### [PROMPT]
Copy out every line exactly as given.

********************

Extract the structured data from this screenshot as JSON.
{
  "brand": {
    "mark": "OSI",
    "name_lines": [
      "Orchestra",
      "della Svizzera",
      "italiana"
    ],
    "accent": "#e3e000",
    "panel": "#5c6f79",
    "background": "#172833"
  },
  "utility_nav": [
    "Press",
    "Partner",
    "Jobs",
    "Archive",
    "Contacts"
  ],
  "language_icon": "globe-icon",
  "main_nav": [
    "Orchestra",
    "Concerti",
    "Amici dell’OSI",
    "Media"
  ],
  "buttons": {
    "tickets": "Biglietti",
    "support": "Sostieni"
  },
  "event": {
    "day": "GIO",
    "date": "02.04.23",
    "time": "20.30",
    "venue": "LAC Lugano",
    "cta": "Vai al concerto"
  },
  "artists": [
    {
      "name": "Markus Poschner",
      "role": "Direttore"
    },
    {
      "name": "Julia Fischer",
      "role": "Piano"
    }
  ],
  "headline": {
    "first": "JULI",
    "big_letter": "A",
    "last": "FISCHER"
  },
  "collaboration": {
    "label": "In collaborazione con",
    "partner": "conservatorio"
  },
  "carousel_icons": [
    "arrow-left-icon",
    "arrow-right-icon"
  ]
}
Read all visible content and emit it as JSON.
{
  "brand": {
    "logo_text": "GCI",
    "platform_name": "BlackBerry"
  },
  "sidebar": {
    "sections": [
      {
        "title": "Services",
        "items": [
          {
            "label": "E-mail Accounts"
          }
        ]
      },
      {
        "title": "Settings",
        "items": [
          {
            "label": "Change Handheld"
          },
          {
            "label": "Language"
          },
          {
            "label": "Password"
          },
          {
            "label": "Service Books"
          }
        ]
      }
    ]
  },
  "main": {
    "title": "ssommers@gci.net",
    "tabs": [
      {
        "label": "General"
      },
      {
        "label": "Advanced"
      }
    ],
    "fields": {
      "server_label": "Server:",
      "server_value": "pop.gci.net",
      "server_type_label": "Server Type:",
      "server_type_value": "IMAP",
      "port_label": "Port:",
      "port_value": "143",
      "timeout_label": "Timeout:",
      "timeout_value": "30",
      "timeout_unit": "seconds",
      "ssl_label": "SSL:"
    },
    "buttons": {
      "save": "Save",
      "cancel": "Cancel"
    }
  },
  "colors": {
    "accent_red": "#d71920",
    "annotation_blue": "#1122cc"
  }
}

********************

### [EXERCISE OUTPUT]
Extract the structured data from this screenshot as JSON.
{
  "brand": {
    "mark": "OSI",
    "name_lines": [
      "Orchestra",
      "della Svizzera",
      "italiana"
    ],
    "accent": "#e3e000",
    "panel": "#5c6f79",
    "background": "#172833"
  },
  "utility_nav": [
    "Press",
    "Partner",
    "Jobs",
    "Archive",
    "Contacts"
  ],
  "language_icon": "globe-icon",
  "main_nav": [
    "Orchestra",
    "Concerti",
    "Amici dell’OSI",
    "Media"
  ],
  "buttons": {
    "tickets": "Biglietti",
    "support": "Sostieni"
  },
  "event": {
    "day": "GIO",
    "date": "02.04.23",
    "time": "20.30",
    "venue": "LAC Lugano",
    "cta": "Vai al concerto"
  },
  "artists": [
    {
      "name": "Markus Poschner",
      "role": "Direttore"
    },
    {
      "name": "Julia Fischer",
      "role": "Piano"
    }
  ],
  "headline": {
    "first": "JULI",
    "big_letter": "A",
    "last": "FISCHER"
  },
  "collaboration": {
    "label": "In collaborazione con",
    "partner": "conservatorio"
  },
  "carousel_icons": [
    "arrow-left-icon",
    "arrow-right-icon"
  ]
}
Read all visible content and emit it as JSON.
{
  "brand": {
    "logo_text": "GCI",
    "platform_name": "BlackBerry"
  },
  "sidebar": {
    "sections": [
      {
        "title": "Services",
        "items": [
          {
            "label": "E-mail Accounts"
          }
        ]
      },
      {
        "title": "Settings",
        "items": [
          {
            "label": "Change Handheld"
          },
          {
            "label": "Language"
          },
          {
            "label": "Password"
          },
          {
            "label": "Service Books"
          }
        ]
      }
    ]
  },
  "main": {
    "title": "ssommers@gci.net",
    "tabs": [
      {
        "label": "General"
      },
      {
        "label": "Advanced"
      }
    ],
    "fields": {
      "server_label": "Server:",
      "server_value": "pop.gci.net",
      "server_type_label": "Server Type:",
      "server_type_value": "IMAP",
      "port_label": "Port:",
      "port_value": "143",
      "timeout_label": "Timeout:",
      "timeout_value": "30",
      "timeout_unit": "seconds",
      "ssl_label": "SSL:"
    },
    "buttons": {
      "save": "Save",
      "cancel": "Cancel"
    }
  },
  "colors": {
    "accent_red": "#d71920",
    "annotation_blue": "#1122cc"
  }
}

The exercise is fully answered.